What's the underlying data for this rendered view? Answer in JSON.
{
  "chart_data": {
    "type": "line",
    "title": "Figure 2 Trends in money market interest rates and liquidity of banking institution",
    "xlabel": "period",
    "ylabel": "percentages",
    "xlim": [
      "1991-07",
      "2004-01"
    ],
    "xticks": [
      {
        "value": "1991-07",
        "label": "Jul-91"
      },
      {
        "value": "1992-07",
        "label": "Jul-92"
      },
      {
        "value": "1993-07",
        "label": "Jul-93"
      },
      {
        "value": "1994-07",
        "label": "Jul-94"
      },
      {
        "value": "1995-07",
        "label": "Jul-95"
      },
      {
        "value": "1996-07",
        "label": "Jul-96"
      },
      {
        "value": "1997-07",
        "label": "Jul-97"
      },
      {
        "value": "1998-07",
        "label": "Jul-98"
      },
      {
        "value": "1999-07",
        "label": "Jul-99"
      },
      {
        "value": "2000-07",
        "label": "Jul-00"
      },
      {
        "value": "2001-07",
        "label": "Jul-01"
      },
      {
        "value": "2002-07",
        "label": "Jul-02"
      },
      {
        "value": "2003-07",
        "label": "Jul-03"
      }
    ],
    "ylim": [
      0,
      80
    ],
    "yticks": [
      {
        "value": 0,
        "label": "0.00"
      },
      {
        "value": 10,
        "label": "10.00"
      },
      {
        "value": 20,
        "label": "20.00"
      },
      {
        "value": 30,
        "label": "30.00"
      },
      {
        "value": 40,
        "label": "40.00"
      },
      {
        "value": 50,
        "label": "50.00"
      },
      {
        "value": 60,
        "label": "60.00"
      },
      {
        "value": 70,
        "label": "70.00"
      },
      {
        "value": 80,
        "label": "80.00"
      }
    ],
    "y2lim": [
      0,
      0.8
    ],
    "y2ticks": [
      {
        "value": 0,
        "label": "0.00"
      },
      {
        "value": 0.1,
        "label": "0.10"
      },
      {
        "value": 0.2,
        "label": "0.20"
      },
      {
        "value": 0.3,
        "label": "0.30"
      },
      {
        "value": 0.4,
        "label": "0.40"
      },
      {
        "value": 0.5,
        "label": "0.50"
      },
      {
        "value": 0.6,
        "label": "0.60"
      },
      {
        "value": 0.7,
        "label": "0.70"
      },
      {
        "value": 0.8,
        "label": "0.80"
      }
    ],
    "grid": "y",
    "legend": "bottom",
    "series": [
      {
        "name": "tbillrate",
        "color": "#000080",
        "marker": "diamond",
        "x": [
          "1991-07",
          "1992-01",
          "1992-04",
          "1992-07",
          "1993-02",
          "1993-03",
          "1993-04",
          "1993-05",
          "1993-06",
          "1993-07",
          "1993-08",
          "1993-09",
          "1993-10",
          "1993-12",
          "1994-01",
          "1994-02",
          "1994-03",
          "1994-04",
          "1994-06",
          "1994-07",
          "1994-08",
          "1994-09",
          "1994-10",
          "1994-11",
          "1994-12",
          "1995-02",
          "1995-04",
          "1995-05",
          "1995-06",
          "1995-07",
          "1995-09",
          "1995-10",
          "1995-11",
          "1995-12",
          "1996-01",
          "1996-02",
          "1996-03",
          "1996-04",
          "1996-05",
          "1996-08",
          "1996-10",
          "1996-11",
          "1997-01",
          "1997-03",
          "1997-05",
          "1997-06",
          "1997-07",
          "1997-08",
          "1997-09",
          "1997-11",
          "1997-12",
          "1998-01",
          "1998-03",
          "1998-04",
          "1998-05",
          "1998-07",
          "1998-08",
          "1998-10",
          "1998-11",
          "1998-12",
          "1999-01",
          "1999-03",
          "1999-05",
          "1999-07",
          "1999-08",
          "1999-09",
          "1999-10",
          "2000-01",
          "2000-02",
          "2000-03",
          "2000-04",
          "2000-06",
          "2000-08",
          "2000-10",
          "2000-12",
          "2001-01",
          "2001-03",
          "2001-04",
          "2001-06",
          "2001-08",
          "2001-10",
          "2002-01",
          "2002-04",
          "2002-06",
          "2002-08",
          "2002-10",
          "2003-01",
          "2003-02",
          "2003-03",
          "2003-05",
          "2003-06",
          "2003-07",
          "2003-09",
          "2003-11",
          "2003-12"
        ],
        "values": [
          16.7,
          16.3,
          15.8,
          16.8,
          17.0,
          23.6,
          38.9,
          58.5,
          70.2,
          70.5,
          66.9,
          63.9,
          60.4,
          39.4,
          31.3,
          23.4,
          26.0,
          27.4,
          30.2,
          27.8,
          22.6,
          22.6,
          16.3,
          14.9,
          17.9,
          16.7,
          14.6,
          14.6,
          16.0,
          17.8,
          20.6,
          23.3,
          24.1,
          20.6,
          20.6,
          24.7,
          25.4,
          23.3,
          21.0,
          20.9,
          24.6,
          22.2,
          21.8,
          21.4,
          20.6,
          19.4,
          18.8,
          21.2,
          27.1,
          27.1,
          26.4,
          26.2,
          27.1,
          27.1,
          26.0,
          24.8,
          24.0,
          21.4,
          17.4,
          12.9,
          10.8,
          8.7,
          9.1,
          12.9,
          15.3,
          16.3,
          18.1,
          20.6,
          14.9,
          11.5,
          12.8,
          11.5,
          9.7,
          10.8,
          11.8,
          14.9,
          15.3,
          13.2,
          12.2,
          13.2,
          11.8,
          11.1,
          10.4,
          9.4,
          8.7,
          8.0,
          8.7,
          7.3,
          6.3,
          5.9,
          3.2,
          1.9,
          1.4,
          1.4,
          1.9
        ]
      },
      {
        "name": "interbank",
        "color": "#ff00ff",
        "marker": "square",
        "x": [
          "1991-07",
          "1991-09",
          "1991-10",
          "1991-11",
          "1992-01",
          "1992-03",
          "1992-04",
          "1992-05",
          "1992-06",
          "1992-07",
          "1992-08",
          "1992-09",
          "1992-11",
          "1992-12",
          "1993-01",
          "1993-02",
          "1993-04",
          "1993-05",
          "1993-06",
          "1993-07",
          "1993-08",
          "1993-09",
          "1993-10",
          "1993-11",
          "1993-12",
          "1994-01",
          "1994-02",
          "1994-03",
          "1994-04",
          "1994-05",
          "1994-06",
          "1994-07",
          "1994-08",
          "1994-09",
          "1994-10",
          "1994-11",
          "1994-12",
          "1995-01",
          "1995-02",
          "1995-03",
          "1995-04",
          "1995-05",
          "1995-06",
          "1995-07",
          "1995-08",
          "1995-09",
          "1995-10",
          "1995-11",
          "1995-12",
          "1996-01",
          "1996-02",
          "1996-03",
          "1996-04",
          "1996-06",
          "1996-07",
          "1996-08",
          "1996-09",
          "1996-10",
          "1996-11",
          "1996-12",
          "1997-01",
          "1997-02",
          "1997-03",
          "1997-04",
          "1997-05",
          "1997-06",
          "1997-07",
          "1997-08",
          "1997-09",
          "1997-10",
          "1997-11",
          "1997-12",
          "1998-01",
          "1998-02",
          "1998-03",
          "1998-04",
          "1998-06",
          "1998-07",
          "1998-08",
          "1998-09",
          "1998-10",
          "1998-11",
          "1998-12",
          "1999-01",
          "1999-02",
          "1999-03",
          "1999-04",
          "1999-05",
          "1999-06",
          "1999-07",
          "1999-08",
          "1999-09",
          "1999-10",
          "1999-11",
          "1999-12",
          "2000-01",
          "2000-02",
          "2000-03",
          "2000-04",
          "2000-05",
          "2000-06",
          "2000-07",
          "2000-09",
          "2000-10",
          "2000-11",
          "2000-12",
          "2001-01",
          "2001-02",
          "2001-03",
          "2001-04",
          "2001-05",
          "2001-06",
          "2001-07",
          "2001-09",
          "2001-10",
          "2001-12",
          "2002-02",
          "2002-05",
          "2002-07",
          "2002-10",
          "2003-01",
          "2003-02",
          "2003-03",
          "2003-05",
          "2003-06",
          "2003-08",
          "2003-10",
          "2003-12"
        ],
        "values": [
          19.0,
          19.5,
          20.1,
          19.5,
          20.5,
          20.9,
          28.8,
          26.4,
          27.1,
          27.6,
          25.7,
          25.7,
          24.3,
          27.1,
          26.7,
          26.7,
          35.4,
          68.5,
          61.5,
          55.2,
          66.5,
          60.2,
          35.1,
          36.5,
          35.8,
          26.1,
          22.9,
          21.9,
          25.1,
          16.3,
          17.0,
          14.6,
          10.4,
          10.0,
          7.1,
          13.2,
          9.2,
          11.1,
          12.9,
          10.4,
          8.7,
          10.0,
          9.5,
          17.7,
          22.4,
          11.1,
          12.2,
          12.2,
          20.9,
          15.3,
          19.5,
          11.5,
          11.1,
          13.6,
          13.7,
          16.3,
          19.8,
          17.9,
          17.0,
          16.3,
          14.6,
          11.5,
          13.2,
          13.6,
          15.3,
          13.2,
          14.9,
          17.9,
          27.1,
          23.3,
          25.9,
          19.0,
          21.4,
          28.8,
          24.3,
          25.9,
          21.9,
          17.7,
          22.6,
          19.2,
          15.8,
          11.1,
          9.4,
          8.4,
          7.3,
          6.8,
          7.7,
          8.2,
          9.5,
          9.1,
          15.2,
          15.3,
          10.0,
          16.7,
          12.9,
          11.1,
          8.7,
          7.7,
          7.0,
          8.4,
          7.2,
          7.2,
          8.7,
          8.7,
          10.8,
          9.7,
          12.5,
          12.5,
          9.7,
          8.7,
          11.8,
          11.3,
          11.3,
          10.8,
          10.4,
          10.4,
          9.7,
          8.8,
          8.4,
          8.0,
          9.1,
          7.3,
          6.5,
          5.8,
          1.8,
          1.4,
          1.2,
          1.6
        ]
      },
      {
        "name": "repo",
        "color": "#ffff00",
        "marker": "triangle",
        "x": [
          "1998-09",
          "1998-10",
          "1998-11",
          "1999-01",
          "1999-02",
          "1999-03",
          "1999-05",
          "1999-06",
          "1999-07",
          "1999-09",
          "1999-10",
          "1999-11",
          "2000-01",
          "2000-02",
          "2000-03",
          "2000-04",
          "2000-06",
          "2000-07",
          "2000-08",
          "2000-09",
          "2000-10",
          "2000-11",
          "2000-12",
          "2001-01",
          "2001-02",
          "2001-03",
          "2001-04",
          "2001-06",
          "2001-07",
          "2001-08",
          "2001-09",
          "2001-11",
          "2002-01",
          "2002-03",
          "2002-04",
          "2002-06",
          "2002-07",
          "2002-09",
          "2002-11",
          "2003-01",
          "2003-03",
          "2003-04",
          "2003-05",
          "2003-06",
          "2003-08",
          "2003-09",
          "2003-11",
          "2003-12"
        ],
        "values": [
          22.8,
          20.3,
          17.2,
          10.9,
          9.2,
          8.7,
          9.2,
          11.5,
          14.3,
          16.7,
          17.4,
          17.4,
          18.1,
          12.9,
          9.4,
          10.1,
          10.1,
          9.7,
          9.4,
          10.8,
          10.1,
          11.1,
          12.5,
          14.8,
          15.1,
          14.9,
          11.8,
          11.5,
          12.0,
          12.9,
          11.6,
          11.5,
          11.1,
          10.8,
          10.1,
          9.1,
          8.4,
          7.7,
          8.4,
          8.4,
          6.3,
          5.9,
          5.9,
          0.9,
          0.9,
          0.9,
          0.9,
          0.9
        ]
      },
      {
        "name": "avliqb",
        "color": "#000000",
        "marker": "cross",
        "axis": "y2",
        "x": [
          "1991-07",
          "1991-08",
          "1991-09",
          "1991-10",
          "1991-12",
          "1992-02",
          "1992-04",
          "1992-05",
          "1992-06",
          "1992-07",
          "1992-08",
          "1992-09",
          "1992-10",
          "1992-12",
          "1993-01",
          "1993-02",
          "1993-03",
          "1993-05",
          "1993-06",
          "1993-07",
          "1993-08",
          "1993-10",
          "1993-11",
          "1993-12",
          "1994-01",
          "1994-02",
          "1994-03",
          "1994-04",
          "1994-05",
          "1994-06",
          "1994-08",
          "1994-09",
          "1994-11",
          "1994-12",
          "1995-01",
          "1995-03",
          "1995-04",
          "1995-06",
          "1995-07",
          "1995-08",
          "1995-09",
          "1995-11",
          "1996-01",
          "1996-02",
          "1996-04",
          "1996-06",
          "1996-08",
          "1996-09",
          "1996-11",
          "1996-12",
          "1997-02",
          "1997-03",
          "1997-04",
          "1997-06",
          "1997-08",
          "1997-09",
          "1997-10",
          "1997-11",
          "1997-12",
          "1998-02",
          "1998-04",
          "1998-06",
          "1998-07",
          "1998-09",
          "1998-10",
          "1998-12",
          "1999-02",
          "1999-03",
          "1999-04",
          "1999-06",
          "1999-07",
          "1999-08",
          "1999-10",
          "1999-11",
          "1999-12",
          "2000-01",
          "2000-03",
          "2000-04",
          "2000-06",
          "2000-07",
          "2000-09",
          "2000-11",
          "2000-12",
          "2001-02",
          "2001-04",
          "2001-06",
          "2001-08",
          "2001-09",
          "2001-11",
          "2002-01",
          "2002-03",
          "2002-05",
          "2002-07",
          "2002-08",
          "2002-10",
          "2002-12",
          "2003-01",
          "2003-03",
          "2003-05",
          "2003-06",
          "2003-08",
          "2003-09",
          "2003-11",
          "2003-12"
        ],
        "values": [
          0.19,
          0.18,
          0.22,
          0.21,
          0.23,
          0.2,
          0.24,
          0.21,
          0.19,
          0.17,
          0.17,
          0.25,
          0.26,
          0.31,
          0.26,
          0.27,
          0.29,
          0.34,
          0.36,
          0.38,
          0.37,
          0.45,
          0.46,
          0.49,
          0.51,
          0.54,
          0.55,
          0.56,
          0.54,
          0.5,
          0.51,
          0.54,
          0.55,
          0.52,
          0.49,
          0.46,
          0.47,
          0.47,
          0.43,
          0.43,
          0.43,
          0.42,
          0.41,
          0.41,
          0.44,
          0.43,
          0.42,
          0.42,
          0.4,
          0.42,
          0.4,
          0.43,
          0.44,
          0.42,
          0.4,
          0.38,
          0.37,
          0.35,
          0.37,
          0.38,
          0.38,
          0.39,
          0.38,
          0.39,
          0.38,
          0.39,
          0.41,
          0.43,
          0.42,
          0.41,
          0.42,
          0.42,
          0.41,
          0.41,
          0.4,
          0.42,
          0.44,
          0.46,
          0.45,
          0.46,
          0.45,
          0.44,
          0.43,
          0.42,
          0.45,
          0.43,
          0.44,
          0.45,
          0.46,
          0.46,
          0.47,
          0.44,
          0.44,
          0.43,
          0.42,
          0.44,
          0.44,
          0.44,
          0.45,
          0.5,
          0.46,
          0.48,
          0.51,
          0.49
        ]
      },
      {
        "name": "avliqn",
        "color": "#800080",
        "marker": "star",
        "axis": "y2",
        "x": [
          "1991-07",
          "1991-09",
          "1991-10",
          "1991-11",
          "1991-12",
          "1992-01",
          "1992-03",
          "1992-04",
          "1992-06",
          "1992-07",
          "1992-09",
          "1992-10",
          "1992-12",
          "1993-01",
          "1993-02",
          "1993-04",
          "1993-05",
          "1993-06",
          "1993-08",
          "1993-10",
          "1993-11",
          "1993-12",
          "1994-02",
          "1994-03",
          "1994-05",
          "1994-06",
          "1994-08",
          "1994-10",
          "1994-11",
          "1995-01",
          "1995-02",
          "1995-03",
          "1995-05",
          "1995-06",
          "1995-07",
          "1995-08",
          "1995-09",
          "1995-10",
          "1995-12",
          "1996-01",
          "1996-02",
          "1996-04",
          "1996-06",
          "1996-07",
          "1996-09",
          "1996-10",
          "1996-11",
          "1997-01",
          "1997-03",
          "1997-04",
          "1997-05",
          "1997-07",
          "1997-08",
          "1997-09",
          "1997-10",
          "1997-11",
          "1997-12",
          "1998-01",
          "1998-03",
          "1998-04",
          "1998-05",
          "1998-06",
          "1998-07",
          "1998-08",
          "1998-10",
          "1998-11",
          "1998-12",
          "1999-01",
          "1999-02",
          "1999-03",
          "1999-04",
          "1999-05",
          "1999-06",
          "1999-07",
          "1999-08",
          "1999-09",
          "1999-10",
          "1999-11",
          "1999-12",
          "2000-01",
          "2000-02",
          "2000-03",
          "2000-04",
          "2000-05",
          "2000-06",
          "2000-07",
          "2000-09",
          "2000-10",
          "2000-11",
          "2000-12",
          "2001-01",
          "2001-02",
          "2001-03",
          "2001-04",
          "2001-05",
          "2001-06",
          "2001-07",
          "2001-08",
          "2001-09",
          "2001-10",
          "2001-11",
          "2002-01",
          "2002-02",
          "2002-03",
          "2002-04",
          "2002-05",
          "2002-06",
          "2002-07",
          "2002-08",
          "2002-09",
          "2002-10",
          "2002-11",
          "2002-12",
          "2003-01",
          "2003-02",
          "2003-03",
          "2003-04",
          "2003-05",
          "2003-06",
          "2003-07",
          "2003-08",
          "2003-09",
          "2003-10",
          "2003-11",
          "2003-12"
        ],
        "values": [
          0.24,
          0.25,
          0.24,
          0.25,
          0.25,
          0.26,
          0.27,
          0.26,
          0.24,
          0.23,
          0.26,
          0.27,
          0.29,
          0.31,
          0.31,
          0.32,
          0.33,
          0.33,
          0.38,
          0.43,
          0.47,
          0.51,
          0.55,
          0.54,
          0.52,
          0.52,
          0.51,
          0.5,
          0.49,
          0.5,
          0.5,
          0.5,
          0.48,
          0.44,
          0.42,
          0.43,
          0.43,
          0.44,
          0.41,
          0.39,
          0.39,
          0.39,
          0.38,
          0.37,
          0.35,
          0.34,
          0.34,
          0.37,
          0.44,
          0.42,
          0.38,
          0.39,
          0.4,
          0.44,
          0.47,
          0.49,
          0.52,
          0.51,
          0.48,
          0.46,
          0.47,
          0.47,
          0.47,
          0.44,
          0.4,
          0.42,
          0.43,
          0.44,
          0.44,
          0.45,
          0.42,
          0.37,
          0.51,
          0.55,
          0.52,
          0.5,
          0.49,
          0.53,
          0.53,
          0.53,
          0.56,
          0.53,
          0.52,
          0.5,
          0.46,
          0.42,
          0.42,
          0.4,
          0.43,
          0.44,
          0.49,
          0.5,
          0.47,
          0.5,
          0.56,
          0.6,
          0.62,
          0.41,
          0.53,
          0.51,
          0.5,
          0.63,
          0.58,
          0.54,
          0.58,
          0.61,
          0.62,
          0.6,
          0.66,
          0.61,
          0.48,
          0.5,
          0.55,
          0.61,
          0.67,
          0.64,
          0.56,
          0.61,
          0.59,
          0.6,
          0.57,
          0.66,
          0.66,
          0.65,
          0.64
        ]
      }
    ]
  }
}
-------
## Short exercise
Every line of the listing that holds "color" is to be counted; give only the resulting number.

## Exercise answer
5